- INSTRUCTIONS FOR THE TASK: Pull every line of the entries that has the word "name".

════════════════════

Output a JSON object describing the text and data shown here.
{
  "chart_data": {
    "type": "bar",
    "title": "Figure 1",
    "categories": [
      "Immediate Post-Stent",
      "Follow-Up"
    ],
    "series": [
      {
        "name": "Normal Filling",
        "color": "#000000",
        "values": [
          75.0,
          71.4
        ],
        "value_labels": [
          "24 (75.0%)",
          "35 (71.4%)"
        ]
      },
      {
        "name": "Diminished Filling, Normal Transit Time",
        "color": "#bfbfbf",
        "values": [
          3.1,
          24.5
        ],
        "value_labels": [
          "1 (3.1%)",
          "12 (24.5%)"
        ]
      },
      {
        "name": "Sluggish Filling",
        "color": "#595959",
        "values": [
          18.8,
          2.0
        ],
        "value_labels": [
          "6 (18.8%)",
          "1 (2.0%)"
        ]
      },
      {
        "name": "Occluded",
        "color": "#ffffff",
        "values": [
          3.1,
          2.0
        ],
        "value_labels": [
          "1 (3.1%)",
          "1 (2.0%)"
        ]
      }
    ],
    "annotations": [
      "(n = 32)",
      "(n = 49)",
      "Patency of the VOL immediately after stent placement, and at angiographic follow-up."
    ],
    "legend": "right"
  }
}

════════════════════

- WRITTEN SOLUTION:
        "name": "Normal Filling",
        "name": "Diminished Filling, Normal Transit Time",
        "name": "Sluggish Filling",
        "name": "Occluded",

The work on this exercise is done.